* start Record extracts *

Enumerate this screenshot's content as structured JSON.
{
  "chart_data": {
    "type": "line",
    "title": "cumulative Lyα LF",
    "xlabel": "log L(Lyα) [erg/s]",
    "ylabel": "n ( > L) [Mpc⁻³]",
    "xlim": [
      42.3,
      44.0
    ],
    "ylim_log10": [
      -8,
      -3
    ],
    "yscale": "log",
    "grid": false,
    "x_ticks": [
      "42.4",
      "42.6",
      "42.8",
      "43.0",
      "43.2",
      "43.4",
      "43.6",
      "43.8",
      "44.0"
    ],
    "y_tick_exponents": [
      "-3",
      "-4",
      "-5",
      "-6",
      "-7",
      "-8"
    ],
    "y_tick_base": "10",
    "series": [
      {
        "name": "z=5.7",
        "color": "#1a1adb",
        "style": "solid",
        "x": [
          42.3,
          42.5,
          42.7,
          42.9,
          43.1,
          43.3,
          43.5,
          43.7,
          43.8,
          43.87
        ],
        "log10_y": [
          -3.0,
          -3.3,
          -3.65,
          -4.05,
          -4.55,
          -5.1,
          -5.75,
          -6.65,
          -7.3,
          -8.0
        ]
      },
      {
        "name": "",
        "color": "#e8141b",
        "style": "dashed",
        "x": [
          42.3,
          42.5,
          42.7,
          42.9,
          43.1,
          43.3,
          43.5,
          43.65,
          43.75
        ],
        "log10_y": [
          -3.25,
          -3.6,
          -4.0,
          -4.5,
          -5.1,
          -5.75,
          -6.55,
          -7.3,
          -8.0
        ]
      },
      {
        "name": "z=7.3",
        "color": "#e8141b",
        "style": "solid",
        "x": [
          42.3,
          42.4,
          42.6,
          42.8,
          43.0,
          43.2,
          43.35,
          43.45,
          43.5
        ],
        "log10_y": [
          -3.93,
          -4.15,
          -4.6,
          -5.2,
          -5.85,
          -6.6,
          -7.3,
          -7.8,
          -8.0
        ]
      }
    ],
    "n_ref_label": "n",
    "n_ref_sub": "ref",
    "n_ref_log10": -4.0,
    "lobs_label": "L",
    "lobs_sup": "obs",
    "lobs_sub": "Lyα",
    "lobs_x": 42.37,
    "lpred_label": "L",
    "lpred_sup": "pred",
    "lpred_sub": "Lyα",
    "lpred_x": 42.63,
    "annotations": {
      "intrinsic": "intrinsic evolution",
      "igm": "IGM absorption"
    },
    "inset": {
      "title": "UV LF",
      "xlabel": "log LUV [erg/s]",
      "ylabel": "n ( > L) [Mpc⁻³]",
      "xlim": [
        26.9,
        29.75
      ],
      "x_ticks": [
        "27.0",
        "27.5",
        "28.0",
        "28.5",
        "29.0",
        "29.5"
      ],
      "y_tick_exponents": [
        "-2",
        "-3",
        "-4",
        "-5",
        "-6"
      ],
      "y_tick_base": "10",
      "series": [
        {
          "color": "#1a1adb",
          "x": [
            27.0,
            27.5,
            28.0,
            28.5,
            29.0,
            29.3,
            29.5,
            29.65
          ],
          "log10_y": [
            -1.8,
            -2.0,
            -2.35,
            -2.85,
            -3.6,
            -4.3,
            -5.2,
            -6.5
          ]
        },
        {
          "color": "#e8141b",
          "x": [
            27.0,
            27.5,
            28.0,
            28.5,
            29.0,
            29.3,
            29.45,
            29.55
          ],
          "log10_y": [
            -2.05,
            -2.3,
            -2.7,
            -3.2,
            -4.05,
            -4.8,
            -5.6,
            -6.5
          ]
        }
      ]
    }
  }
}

* end Record extracts *

■ **Set problem**
Return all of the data precisely as it appears.

■ **Answer to the exercise**
Enumerate this screenshot's content as structured JSON.
{
  "chart_data": {
    "type": "line",
    "title": "cumulative Lyα LF",
    "xlabel": "log L(Lyα) [erg/s]",
    "ylabel": "n ( > L) [Mpc⁻³]",
    "xlim": [
      42.3,
      44.0
    ],
    "ylim_log10": [
      -8,
      -3
    ],
    "yscale": "log",
    "grid": false,
    "x_ticks": [
      "42.4",
      "42.6",
      "42.8",
      "43.0",
      "43.2",
      "43.4",
      "43.6",
      "43.8",
      "44.0"
    ],
    "y_tick_exponents": [
      "-3",
      "-4",
      "-5",
      "-6",
      "-7",
      "-8"
    ],
    "y_tick_base": "10",
    "series": [
      {
        "name": "z=5.7",
        "color": "#1a1adb",
        "style": "solid",
        "x": [
          42.3,
          42.5,
          42.7,
          42.9,
          43.1,
          43.3,
          43.5,
          43.7,
          43.8,
          43.87
        ],
        "log10_y": [
          -3.0,
          -3.3,
          -3.65,
          -4.05,
          -4.55,
          -5.1,
          -5.75,
          -6.65,
          -7.3,
          -8.0
        ]
      },
      {
        "name": "",
        "color": "#e8141b",
        "style": "dashed",
        "x": [
          42.3,
          42.5,
          42.7,
          42.9,
          43.1,
          43.3,
          43.5,
          43.65,
          43.75
        ],
        "log10_y": [
          -3.25,
          -3.6,
          -4.0,
          -4.5,
          -5.1,
          -5.75,
          -6.55,
          -7.3,
          -8.0
        ]
      },
      {
        "name": "z=7.3",
        "color": "#e8141b",
        "style": "solid",
        "x": [
          42.3,
          42.4,
          42.6,
          42.8,
          43.0,
          43.2,
          43.35,
          43.45,
          43.5
        ],
        "log10_y": [
          -3.93,
          -4.15,
          -4.6,
          -5.2,
          -5.85,
          -6.6,
          -7.3,
          -7.8,
          -8.0
        ]
      }
    ],
    "n_ref_label": "n",
    "n_ref_sub": "ref",
    "n_ref_log10": -4.0,
    "lobs_label": "L",
    "lobs_sup": "obs",
    "lobs_sub": "Lyα",
    "lobs_x": 42.37,
    "lpred_label": "L",
    "lpred_sup": "pred",
    "lpred_sub": "Lyα",
    "lpred_x": 42.63,
    "annotations": {
      "intrinsic": "intrinsic evolution",
      "igm": "IGM absorption"
    },
    "inset": {
      "title": "UV LF",
      "xlabel": "log LUV [erg/s]",
      "ylabel": "n ( > L) [Mpc⁻³]",
      "xlim": [
        26.9,
        29.75
      ],
      "x_ticks": [
        "27.0",
        "27.5",
        "28.0",
        "28.5",
        "29.0",
        "29.5"
      ],
      "y_tick_exponents": [
        "-2",
        "-3",
        "-4",
        "-5",
        "-6"
      ],
      "y_tick_base": "10",
      "series": [
        {
          "color": "#1a1adb",
          "x": [
            27.0,
            27.5,
            28.0,
            28.5,
            29.0,
            29.3,
            29.5,
            29.65
          ],
          "log10_y": [
            -1.8,
            -2.0,
            -2.35,
            -2.85,
            -3.6,
            -4.3,
            -5.2,
            -6.5
          ]
        },
        {
          "color": "#e8141b",
          "x": [
            27.0,
            27.5,
            28.0,
            28.5,
            29.0,
            29.3,
            29.45,
            29.55
          ],
          "log10_y": [
            -2.05,
            -2.3,
            -2.7,
            -3.2,
            -4.05,
            -4.8,
            -5.6,
            -6.5
          ]
        }
      ]
    }
  }
}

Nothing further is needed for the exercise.